↓↓↓

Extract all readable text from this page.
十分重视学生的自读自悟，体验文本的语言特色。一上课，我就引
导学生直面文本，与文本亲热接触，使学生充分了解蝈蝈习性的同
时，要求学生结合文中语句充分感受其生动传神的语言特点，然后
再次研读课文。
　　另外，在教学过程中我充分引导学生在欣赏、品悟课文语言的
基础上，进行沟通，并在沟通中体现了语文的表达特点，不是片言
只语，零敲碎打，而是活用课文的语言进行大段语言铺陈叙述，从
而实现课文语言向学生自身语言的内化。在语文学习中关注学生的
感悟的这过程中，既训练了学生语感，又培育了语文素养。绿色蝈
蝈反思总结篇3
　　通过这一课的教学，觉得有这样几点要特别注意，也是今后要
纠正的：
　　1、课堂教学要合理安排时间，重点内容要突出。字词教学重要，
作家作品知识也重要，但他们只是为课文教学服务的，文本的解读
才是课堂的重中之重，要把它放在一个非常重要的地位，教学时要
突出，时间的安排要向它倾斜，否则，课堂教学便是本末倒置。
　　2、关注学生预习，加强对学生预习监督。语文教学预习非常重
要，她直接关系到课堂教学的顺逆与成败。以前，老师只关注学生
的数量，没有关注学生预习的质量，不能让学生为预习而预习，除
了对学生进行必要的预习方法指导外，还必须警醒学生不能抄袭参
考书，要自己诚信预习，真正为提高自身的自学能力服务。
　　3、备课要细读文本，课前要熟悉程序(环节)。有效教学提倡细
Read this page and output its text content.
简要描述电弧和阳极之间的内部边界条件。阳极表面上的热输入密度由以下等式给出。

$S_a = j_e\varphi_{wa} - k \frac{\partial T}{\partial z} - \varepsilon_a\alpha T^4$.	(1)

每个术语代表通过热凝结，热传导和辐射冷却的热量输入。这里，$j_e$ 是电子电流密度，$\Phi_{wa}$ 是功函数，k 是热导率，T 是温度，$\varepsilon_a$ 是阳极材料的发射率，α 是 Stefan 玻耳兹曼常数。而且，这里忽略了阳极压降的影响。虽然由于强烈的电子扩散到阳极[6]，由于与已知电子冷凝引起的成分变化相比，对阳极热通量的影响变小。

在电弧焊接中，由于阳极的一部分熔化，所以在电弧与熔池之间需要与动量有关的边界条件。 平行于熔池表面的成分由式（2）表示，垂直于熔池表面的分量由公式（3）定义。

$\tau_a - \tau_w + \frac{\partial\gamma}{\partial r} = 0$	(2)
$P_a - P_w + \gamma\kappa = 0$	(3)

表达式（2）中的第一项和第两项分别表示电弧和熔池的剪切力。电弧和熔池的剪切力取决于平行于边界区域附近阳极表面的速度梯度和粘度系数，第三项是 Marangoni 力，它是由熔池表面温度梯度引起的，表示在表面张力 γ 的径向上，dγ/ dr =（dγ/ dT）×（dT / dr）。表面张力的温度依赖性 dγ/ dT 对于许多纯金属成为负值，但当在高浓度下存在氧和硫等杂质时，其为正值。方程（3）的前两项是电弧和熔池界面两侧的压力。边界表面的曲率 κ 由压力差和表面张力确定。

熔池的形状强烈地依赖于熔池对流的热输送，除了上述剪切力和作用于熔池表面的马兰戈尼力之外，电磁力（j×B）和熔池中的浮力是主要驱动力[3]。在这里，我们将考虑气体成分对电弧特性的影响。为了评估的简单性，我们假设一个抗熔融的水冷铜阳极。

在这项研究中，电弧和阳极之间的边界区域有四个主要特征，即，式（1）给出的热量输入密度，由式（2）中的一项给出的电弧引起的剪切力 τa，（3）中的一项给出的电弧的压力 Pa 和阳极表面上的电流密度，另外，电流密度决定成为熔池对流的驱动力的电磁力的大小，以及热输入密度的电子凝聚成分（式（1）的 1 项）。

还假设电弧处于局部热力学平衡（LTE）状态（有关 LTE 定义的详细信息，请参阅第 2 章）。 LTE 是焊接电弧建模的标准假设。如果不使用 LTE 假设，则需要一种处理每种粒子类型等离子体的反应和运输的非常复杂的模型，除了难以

↑↑↑
↓↓↓

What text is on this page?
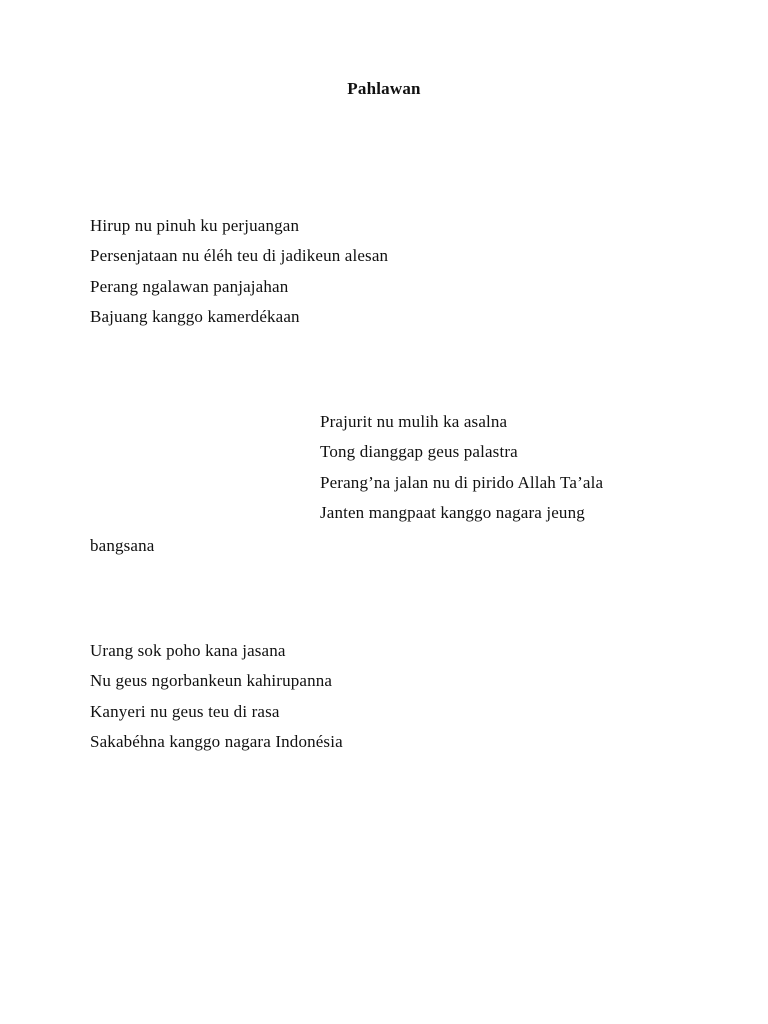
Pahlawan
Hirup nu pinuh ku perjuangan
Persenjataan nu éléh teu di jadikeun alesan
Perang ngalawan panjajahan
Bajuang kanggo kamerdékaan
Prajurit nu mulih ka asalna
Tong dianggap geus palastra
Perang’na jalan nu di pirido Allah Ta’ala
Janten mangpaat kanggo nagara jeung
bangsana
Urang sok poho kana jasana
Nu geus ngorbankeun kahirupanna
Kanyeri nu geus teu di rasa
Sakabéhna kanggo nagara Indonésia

↑↑↑

**WHAT THIS TASK INVOLVES:** Pick every line with "nagara" in it and copy it.

**SOLUTION TO THIS PROBLEM:**
Janten mangpaat kanggo nagara jeung
Sakabéhna kanggo nagara Indonésia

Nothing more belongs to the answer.